Tarefas do exercício:
(1) No texto sobre Gilberto Freyre e o catolicismo, qual deputado pediu esclarecimento a Freyre ao final da palestra?
(2) Retorne, do texto sobre Gilberto Freyre e o catolicismo, o trecho que vai de "Em função destas" até "Igreja Católica (14).".

Texto para leitura:
Em l977, Gilberto Freyre fez uma palestra na Comissão de Educação e Cultura da Câmara dos Deputados, em Brasília, sobre Terra, Homem e Educação(13). Ao final da palestra , o deputado Dayl de Almeida pediu um esclarecimento a Gilberto Freyre sobre uma frase que havia pronunciado durante a palestra, afirmando que “a Igreja Católica temporariamente estava decadente”. O deputado queria saber o que Freyre queria dizer com esta frase. E Gilberto explica: “Sr.Deputado... talvez a sua maneira de ver a Igreja Católica – que eu tanto respeito – seja a de um católico... A minha maneira não é a de um indivíduo teologicamente católico. Não sou teologicamente católico. Não posso, porém, dizer que, como brasileiro, não seja católico, sociologicamente católico. Acho que todo brasileiro, mesmo quando é protestante, mesmo quando é israelita, ou maometano, ou budista, é sociologicamente católico. Isso está no meu primeiro livro escrito no Brasil, Casa-Grande & Senzala. (Deputado Dayl: Até a umbanda, na Bahia, é católica?) ... (Freyre): Exato. De modo que, desse ponto de vista, sou um aculturado pela Igreja Católica, pelo catolicismo, mas teologicamente não sou católico... vendo o assunto de fora para dentro... há um declínio... decadência... na ortodoxia católica em todo mundo e com reflexo no catolicismo brasileiro”.
Em função destas considerações de Gilberto Freyre, penso se possa entender porque Edson Nery da Fonseca afirme ser Gilberto Freyre acatólico.Como se repara no texto acima, o próprio Gilberto declara que ele não é teologicamente católico. Em outras palavras, isto quer dizer que ele não aceita integralmente a doutrina teológico-dogmática da Igreja Católica.
Da minha parte diria que Freyre se relaciona com a Igreja Católica na perspectiva do filósofo francês Henri Bergson. Bergson, diversas vezes citado por Freyre, explica, em seu livro “As duas fontes da moral e da religião”, que todos os grandes místicos estão ligados a uma religião estática, isto é, a uma religião institucionalizada, mas aceitam dela somente a sua espiritualidade. É isto, mais ou menos, o que penso ter sido a atitude de Gilberto Freyre em relação à Igreja Católica (14).

Dados fornecidos:
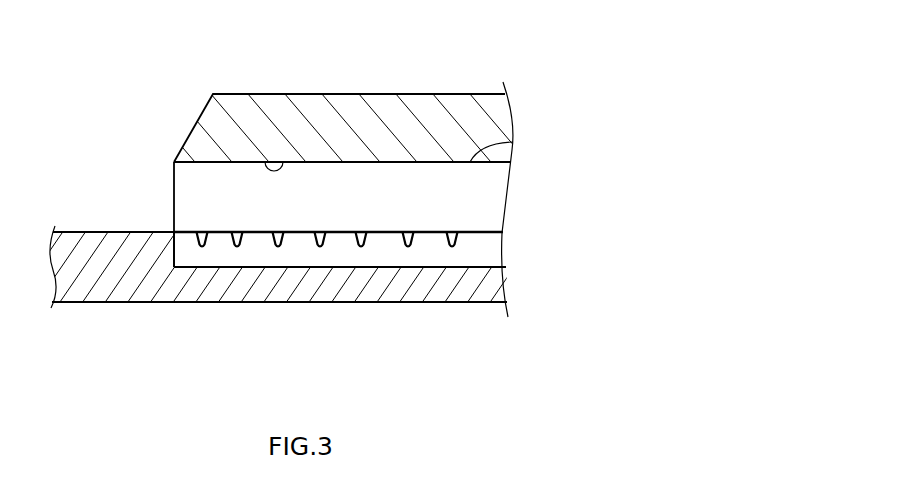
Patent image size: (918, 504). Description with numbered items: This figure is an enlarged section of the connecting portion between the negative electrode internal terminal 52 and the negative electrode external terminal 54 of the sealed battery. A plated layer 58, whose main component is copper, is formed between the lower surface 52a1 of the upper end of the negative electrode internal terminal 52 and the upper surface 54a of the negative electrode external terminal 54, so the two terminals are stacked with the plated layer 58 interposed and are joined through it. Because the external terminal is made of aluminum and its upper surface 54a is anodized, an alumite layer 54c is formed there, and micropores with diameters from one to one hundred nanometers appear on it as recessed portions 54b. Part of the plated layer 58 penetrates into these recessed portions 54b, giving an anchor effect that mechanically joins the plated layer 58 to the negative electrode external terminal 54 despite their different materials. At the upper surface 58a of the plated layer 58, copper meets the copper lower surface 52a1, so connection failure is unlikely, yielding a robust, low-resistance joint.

The negative electrode internal terminal 52 is at (415, 102).
The lower surface of the upper end of the negative electrode internal terminal 52a1 is at (283, 162).
The plated layer 58 is at (500, 199).
The upper surface of the plated layer 58a is at (513, 142).
The negative electrode external terminal 54 is at (93, 232).
The upper surface of the negative electrode external terminal 54a is at (185, 233).
The recessed portions 54b is at (282, 224).
The alumite layer 54c is at (492, 257).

Exercício resolvido:
(1) O deputado Dayl de Almeida.

(2)
Em função destas considerações de Gilberto Freyre, penso se possa entender porque Edson Nery da Fonseca afirme ser Gilberto Freyre acatólico.Como se repara no texto acima, o próprio Gilberto declara que ele não é teologicamente católico. Em outras palavras, isto quer dizer que ele não aceita integralmente a doutrina teológico-dogmática da Igreja Católica.
Da minha parte diria que Freyre se relaciona com a Igreja Católica na perspectiva do filósofo francês Henri Bergson. Bergson, diversas vezes citado por Freyre, explica, em seu livro “As duas fontes da moral e da religião”, que todos os grandes místicos estão ligados a uma religião estática, isto é, a uma religião institucionalizada, mas aceitam dela somente a sua espiritualidade. É isto, mais ou menos, o que penso ter sido a atitude de Gilberto Freyre em relação à Igreja Católica (14).